De hecho, hay una idea que muy poca gente medita y que yo tomé en cuenta solo después de analizar muy cuidadosamente montones de errores compositivos en mi fotografía y es que la cámara no discrimina o lo que viene a ser lo mismo, no tiene nuestra capacidad para abstraernos de lo que rodea a lo que queremos fotografiar. Por ese motivo, es necesario comprender las reglas de composición - y luego romperlas, si lo deseas - para interpretar el espacio como una forma de recrear la realidad y no como una como yuxtaposición de objetos sin mayor sentido.

Otro error común y que creo tiene una clara relación con el anterior, es permitir que sean los controles automáticos de la cámara la que controlen variables que amenazan la consistencia del lenguaje visual de una imagen: por ejemplo insistir  en dejar todo el proceso de enfoque en manos del autofoco, sin tomar en cuenta el enfoque selectivo. Este error tan común tiene como inmediata consecuencia que la gran mayoría de las fotografías no tengan un punto focal claro y que la nitidez - o la falta de - destruya el lenguaje visual. De manera que, al fotografiar es el fotógrafo - no la cámara - quién decide cual será el punto de mayor nitidez dentro de la imagen, lo que junto a la composición, crea una estructura visual consistente.

* * * * * * *

[Instrucción 1]:
Responda con base en el texto sobre composición fotográfica:
(a) ¿De qué capacidad nuestra carece la cámara, según el texto?
(b) ¿En manos de qué se insiste en dejar todo el proceso de enfoque?
(c) ¿Quién decide cuál será el punto de mayor nitidez dentro de la imagen?

(Elementos enumerados en un conjunto de datos)
* * * * * * *

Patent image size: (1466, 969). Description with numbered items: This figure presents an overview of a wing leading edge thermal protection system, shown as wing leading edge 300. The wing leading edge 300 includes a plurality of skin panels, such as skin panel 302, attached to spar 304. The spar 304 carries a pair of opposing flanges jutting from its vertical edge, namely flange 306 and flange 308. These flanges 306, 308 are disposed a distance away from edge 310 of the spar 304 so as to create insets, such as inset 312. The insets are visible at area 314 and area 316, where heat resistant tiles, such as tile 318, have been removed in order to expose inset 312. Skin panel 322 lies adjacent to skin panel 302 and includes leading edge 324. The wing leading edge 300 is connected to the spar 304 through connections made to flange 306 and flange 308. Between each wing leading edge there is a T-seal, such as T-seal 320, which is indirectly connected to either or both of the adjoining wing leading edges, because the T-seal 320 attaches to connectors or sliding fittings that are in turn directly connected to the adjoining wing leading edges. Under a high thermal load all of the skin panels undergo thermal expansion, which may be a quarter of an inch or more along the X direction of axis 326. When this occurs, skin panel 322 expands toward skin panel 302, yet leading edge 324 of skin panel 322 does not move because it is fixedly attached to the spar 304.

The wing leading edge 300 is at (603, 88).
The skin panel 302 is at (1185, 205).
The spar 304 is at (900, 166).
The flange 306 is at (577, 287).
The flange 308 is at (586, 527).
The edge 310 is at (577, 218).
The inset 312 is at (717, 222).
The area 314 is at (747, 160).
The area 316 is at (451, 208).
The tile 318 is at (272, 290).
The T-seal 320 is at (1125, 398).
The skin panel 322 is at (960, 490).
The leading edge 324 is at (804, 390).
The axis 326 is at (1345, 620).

* * * * * * *

[Instrucción 2]: Edite las filas del conjunto de datos: reprodúzcalas todas sustituyendo "fixedly attached" por "permanently attached", sin modificar nada más.

[Respuesta correcta 1]:
(a) La capacidad para abstraernos de lo que rodea a lo que queremos fotografiar.
(b) En manos del autofoco.
(c) El fotógrafo, no la cámara.

[Respuesta correcta 2]:
Patent image size: (1466, 969). Description with numbered items: This figure presents an overview of a wing leading edge thermal protection system, shown as wing leading edge 300. The wing leading edge 300 includes a plurality of skin panels, such as skin panel 302, attached to spar 304. The spar 304 carries a pair of opposing flanges jutting from its vertical edge, namely flange 306 and flange 308. These flanges 306, 308 are disposed a distance away from edge 310 of the spar 304 so as to create insets, such as inset 312. The insets are visible at area 314 and area 316, where heat resistant tiles, such as tile 318, have been removed in order to expose inset 312. Skin panel 322 lies adjacent to skin panel 302 and includes leading edge 324. The wing leading edge 300 is connected to the spar 304 through connections made to flange 306 and flange 308. Between each wing leading edge there is a T-seal, such as T-seal 320, which is indirectly connected to either or both of the adjoining wing leading edges, because the T-seal 320 attaches to connectors or sliding fittings that are in turn directly connected to the adjoining wing leading edges. Under a high thermal load all of the skin panels undergo thermal expansion, which may be a quarter of an inch or more along the X direction of axis 326. When this occurs, skin panel 322 expands toward skin panel 302, yet leading edge 324 of skin panel 322 does not move because it is permanently attached to the spar 304.

The wing leading edge 300 is at (603, 88).
The skin panel 302 is at (1185, 205).
The spar 304 is at (900, 166).
The flange 306 is at (577, 287).
The flange 308 is at (586, 527).
The edge 310 is at (577, 218).
The inset 312 is at (717, 222).
The area 314 is at (747, 160).
The area 316 is at (451, 208).
The tile 318 is at (272, 290).
The T-seal 320 is at (1125, 398).
The skin panel 322 is at (960, 490).
The leading edge 324 is at (804, 390).
The axis 326 is at (1345, 620).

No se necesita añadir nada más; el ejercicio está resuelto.